* [DIRECTIVE]: All of the records below need to be copied exactly.

====

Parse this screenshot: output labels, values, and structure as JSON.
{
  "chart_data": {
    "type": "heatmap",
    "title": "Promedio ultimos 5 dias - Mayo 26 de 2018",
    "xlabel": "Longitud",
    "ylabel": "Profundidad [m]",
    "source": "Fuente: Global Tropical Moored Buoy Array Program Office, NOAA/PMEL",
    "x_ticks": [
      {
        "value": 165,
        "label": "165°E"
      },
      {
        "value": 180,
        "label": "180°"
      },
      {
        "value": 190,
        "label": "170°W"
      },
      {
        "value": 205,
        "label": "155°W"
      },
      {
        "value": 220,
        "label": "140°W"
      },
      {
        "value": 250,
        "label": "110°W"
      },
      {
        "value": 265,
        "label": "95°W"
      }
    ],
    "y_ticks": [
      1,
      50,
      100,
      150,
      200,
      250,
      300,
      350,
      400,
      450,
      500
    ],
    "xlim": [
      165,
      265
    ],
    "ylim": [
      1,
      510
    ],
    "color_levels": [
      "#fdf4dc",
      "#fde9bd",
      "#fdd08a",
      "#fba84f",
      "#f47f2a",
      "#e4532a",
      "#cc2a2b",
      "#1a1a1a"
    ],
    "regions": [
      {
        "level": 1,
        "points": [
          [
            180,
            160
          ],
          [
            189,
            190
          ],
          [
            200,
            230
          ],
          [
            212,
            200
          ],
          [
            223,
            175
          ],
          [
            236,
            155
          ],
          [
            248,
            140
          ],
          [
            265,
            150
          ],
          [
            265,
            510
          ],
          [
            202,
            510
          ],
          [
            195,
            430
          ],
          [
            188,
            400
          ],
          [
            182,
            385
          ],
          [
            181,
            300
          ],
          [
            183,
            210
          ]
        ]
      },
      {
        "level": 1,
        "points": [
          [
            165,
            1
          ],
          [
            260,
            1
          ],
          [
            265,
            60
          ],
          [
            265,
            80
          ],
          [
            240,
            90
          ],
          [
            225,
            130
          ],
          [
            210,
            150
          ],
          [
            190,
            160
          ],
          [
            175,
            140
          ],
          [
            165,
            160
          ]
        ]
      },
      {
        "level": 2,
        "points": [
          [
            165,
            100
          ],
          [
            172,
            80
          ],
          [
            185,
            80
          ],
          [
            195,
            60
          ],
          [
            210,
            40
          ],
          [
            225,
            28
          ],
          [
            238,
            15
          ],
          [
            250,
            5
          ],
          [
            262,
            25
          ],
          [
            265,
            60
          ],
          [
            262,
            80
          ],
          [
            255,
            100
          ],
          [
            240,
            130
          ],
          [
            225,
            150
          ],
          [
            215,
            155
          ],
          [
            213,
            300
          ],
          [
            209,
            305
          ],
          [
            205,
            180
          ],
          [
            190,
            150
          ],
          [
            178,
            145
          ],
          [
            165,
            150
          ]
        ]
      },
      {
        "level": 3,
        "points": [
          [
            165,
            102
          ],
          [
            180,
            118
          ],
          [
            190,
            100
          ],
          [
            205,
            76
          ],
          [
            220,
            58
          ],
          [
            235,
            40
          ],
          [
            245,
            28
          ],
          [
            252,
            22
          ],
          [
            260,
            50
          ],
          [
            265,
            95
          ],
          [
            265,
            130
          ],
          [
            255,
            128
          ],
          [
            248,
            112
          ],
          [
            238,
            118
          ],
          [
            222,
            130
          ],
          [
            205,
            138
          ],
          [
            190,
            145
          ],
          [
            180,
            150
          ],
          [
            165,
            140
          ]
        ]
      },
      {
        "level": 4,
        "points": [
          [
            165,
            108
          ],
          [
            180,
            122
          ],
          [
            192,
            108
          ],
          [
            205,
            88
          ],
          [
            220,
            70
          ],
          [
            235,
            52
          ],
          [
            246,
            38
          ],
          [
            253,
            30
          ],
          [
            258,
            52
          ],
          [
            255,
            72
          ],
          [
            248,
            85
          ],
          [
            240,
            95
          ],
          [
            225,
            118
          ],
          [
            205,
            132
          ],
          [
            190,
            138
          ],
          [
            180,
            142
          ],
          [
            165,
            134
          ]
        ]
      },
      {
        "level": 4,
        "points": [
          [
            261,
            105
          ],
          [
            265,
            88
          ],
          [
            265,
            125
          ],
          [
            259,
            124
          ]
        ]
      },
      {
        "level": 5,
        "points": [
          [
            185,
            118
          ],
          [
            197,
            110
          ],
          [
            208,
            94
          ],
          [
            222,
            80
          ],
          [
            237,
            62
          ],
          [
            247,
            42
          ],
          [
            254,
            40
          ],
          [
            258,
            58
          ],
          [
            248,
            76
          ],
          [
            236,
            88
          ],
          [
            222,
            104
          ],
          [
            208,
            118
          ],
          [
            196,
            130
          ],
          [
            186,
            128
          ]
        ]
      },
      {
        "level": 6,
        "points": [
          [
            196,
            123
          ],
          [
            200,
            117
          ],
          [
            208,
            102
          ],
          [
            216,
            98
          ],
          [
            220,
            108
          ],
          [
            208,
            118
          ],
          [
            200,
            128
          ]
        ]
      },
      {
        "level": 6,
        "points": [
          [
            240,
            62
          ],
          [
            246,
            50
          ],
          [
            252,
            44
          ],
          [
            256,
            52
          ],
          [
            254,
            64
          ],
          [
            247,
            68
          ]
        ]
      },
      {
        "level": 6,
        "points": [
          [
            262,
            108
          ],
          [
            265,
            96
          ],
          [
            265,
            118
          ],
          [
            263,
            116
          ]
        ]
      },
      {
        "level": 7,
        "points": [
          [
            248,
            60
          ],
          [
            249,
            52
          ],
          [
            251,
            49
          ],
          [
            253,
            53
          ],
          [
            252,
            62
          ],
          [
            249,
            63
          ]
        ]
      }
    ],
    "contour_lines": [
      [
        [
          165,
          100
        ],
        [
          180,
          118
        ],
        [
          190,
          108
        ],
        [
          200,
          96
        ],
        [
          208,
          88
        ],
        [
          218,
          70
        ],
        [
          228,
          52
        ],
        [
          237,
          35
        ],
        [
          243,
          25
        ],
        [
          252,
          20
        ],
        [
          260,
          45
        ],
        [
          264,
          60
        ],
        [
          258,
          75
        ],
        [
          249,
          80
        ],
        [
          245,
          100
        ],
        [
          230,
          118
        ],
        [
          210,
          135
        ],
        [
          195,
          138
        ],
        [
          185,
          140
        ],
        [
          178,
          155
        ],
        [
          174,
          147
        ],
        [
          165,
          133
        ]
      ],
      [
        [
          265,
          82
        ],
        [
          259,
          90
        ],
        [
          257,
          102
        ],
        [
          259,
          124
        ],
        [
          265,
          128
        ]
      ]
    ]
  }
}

====

* [TASK RESULT]:
Parse this screenshot: output labels, values, and structure as JSON.
{
  "chart_data": {
    "type": "heatmap",
    "title": "Promedio ultimos 5 dias - Mayo 26 de 2018",
    "xlabel": "Longitud",
    "ylabel": "Profundidad [m]",
    "source": "Fuente: Global Tropical Moored Buoy Array Program Office, NOAA/PMEL",
    "x_ticks": [
      {
        "value": 165,
        "label": "165°E"
      },
      {
        "value": 180,
        "label": "180°"
      },
      {
        "value": 190,
        "label": "170°W"
      },
      {
        "value": 205,
        "label": "155°W"
      },
      {
        "value": 220,
        "label": "140°W"
      },
      {
        "value": 250,
        "label": "110°W"
      },
      {
        "value": 265,
        "label": "95°W"
      }
    ],
    "y_ticks": [
      1,
      50,
      100,
      150,
      200,
      250,
      300,
      350,
      400,
      450,
      500
    ],
    "xlim": [
      165,
      265
    ],
    "ylim": [
      1,
      510
    ],
    "color_levels": [
      "#fdf4dc",
      "#fde9bd",
      "#fdd08a",
      "#fba84f",
      "#f47f2a",
      "#e4532a",
      "#cc2a2b",
      "#1a1a1a"
    ],
    "regions": [
      {
        "level": 1,
        "points": [
          [
            180,
            160
          ],
          [
            189,
            190
          ],
          [
            200,
            230
          ],
          [
            212,
            200
          ],
          [
            223,
            175
          ],
          [
            236,
            155
          ],
          [
            248,
            140
          ],
          [
            265,
            150
          ],
          [
            265,
            510
          ],
          [
            202,
            510
          ],
          [
            195,
            430
          ],
          [
            188,
            400
          ],
          [
            182,
            385
          ],
          [
            181,
            300
          ],
          [
            183,
            210
          ]
        ]
      },
      {
        "level": 1,
        "points": [
          [
            165,
            1
          ],
          [
            260,
            1
          ],
          [
            265,
            60
          ],
          [
            265,
            80
          ],
          [
            240,
            90
          ],
          [
            225,
            130
          ],
          [
            210,
            150
          ],
          [
            190,
            160
          ],
          [
            175,
            140
          ],
          [
            165,
            160
          ]
        ]
      },
      {
        "level": 2,
        "points": [
          [
            165,
            100
          ],
          [
            172,
            80
          ],
          [
            185,
            80
          ],
          [
            195,
            60
          ],
          [
            210,
            40
          ],
          [
            225,
            28
          ],
          [
            238,
            15
          ],
          [
            250,
            5
          ],
          [
            262,
            25
          ],
          [
            265,
            60
          ],
          [
            262,
            80
          ],
          [
            255,
            100
          ],
          [
            240,
            130
          ],
          [
            225,
            150
          ],
          [
            215,
            155
          ],
          [
            213,
            300
          ],
          [
            209,
            305
          ],
          [
            205,
            180
          ],
          [
            190,
            150
          ],
          [
            178,
            145
          ],
          [
            165,
            150
          ]
        ]
      },
      {
        "level": 3,
        "points": [
          [
            165,
            102
          ],
          [
            180,
            118
          ],
          [
            190,
            100
          ],
          [
            205,
            76
          ],
          [
            220,
            58
          ],
          [
            235,
            40
          ],
          [
            245,
            28
          ],
          [
            252,
            22
          ],
          [
            260,
            50
          ],
          [
            265,
            95
          ],
          [
            265,
            130
          ],
          [
            255,
            128
          ],
          [
            248,
            112
          ],
          [
            238,
            118
          ],
          [
            222,
            130
          ],
          [
            205,
            138
          ],
          [
            190,
            145
          ],
          [
            180,
            150
          ],
          [
            165,
            140
          ]
        ]
      },
      {
        "level": 4,
        "points": [
          [
            165,
            108
          ],
          [
            180,
            122
          ],
          [
            192,
            108
          ],
          [
            205,
            88
          ],
          [
            220,
            70
          ],
          [
            235,
            52
          ],
          [
            246,
            38
          ],
          [
            253,
            30
          ],
          [
            258,
            52
          ],
          [
            255,
            72
          ],
          [
            248,
            85
          ],
          [
            240,
            95
          ],
          [
            225,
            118
          ],
          [
            205,
            132
          ],
          [
            190,
            138
          ],
          [
            180,
            142
          ],
          [
            165,
            134
          ]
        ]
      },
      {
        "level": 4,
        "points": [
          [
            261,
            105
          ],
          [
            265,
            88
          ],
          [
            265,
            125
          ],
          [
            259,
            124
          ]
        ]
      },
      {
        "level": 5,
        "points": [
          [
            185,
            118
          ],
          [
            197,
            110
          ],
          [
            208,
            94
          ],
          [
            222,
            80
          ],
          [
            237,
            62
          ],
          [
            247,
            42
          ],
          [
            254,
            40
          ],
          [
            258,
            58
          ],
          [
            248,
            76
          ],
          [
            236,
            88
          ],
          [
            222,
            104
          ],
          [
            208,
            118
          ],
          [
            196,
            130
          ],
          [
            186,
            128
          ]
        ]
      },
      {
        "level": 6,
        "points": [
          [
            196,
            123
          ],
          [
            200,
            117
          ],
          [
            208,
            102
          ],
          [
            216,
            98
          ],
          [
            220,
            108
          ],
          [
            208,
            118
          ],
          [
            200,
            128
          ]
        ]
      },
      {
        "level": 6,
        "points": [
          [
            240,
            62
          ],
          [
            246,
            50
          ],
          [
            252,
            44
          ],
          [
            256,
            52
          ],
          [
            254,
            64
          ],
          [
            247,
            68
          ]
        ]
      },
      {
        "level": 6,
        "points": [
          [
            262,
            108
          ],
          [
            265,
            96
          ],
          [
            265,
            118
          ],
          [
            263,
            116
          ]
        ]
      },
      {
        "level": 7,
        "points": [
          [
            248,
            60
          ],
          [
            249,
            52
          ],
          [
            251,
            49
          ],
          [
            253,
            53
          ],
          [
            252,
            62
          ],
          [
            249,
            63
          ]
        ]
      }
    ],
    "contour_lines": [
      [
        [
          165,
          100
        ],
        [
          180,
          118
        ],
        [
          190,
          108
        ],
        [
          200,
          96
        ],
        [
          208,
          88
        ],
        [
          218,
          70
        ],
        [
          228,
          52
        ],
        [
          237,
          35
        ],
        [
          243,
          25
        ],
        [
          252,
          20
        ],
        [
          260,
          45
        ],
        [
          264,
          60
        ],
        [
          258,
          75
        ],
        [
          249,
          80
        ],
        [
          245,
          100
        ],
        [
          230,
          118
        ],
        [
          210,
          135
        ],
        [
          195,
          138
        ],
        [
          185,
          140
        ],
        [
          178,
          155
        ],
        [
          174,
          147
        ],
        [
          165,
          133
        ]
      ],
      [
        [
          265,
          82
        ],
        [
          259,
          90
        ],
        [
          257,
          102
        ],
        [
          259,
          124
        ],
        [
          265,
          128
        ]
      ]
    ]
  }
}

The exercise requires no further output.